**Exercise brief:** Extract the lines that hold the string "component".

**Records for this task:**
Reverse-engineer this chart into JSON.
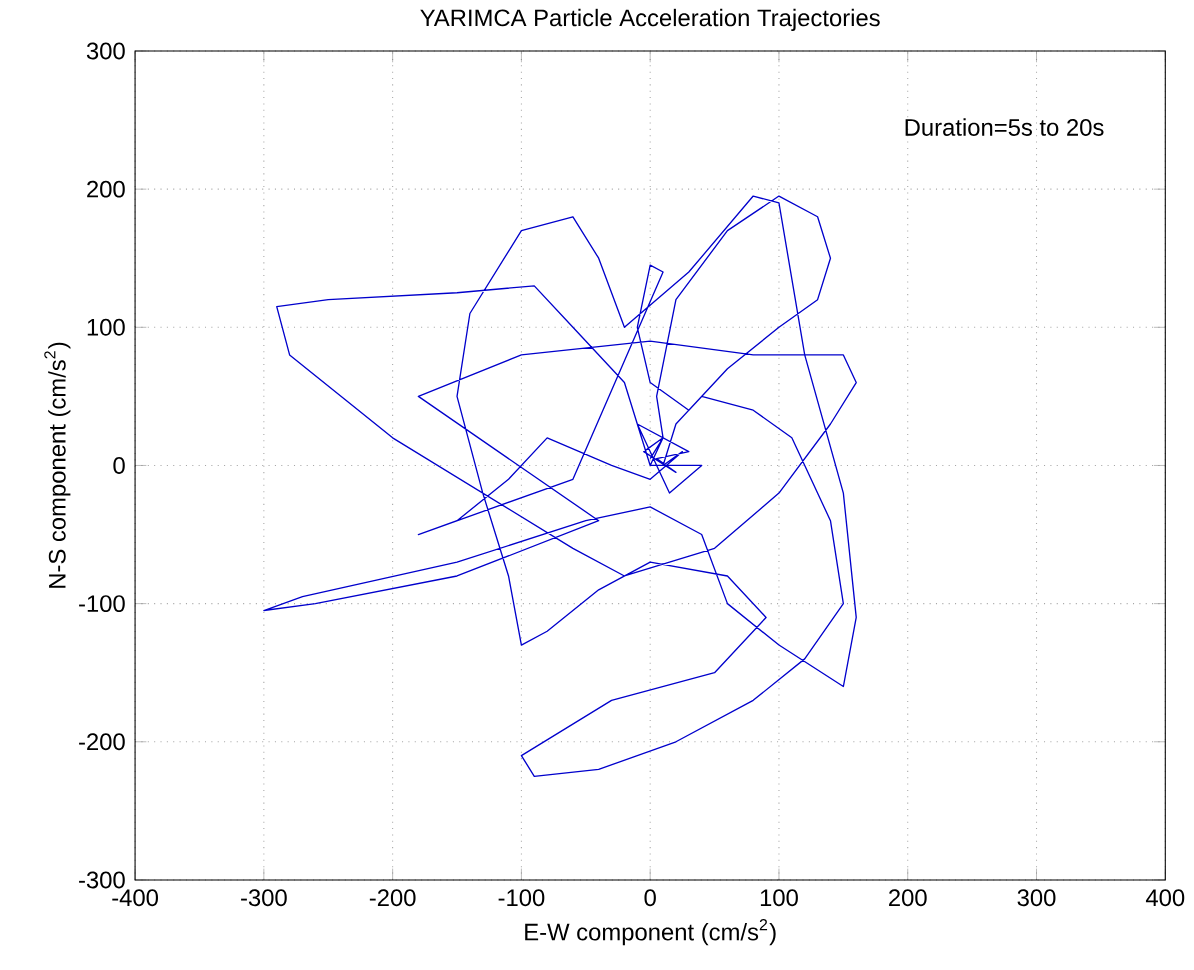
{
  "chart_data": {
    "type": "line",
    "title": "YARIMCA Particle Acceleration Trajectories",
    "xlabel": "E-W component (cm/s$^{2}$)",
    "ylabel": "N-S component (cm/s$^{2}$)",
    "annotations": [
      "Duration=5s to 20s"
    ],
    "xlim": [
      -400,
      400
    ],
    "ylim": [
      -300,
      300
    ],
    "xticks": [
      -400,
      -300,
      -200,
      -100,
      0,
      100,
      200,
      300,
      400
    ],
    "yticks": [
      -300,
      -200,
      -100,
      0,
      100,
      200,
      300
    ],
    "grid": true,
    "marker": "none",
    "line_style": "solid",
    "series": [
      {
        "color": "#0000cc",
        "x": [
          0,
          10,
          -5,
          20,
          5,
          30,
          -10,
          15,
          40,
          0,
          -20,
          -60,
          -90,
          -150,
          -250,
          -290,
          -280,
          -200,
          -130,
          -60,
          -20,
          50,
          100,
          140,
          160,
          150,
          80,
          0,
          -100,
          -180,
          -40,
          -150,
          -260,
          -300,
          -270,
          -150,
          -50,
          0,
          40,
          60,
          100,
          150,
          160,
          150,
          120,
          100,
          80,
          30,
          -20,
          -40,
          -60,
          -100,
          -140,
          -150,
          -130,
          -110,
          -100,
          -80,
          -40,
          0,
          60,
          90,
          50,
          -30,
          -100,
          -90,
          -40,
          20,
          80,
          120,
          150,
          140,
          110,
          80,
          40,
          20,
          10,
          25,
          0,
          -30,
          -80,
          -110,
          -150,
          -180,
          -120,
          -60,
          10,
          0,
          -10,
          0,
          30,
          60,
          100,
          130,
          140,
          130,
          100,
          60,
          20,
          5,
          10,
          0
        ],
        "values": [
          0,
          20,
          10,
          -5,
          5,
          10,
          30,
          -20,
          0,
          0,
          60,
          100,
          130,
          125,
          120,
          115,
          80,
          20,
          -20,
          -60,
          -80,
          -60,
          -20,
          30,
          60,
          80,
          80,
          90,
          80,
          50,
          -40,
          -80,
          -100,
          -105,
          -95,
          -70,
          -40,
          -30,
          -50,
          -100,
          -130,
          -160,
          -110,
          -20,
          80,
          190,
          195,
          140,
          100,
          150,
          180,
          170,
          110,
          50,
          -20,
          -80,
          -130,
          -120,
          -90,
          -70,
          -80,
          -110,
          -150,
          -170,
          -210,
          -225,
          -220,
          -200,
          -170,
          -140,
          -100,
          -40,
          20,
          40,
          50,
          30,
          0,
          10,
          -10,
          0,
          20,
          -10,
          -40,
          -50,
          -30,
          -10,
          140,
          145,
          100,
          60,
          40,
          70,
          100,
          120,
          150,
          180,
          195,
          170,
          120,
          50,
          20,
          5
        ]
      }
    ]
  }
}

**In response:**
    "xlabel": "E-W component (cm/s$^{2}$)",
    "ylabel": "N-S component (cm/s$^{2}$)",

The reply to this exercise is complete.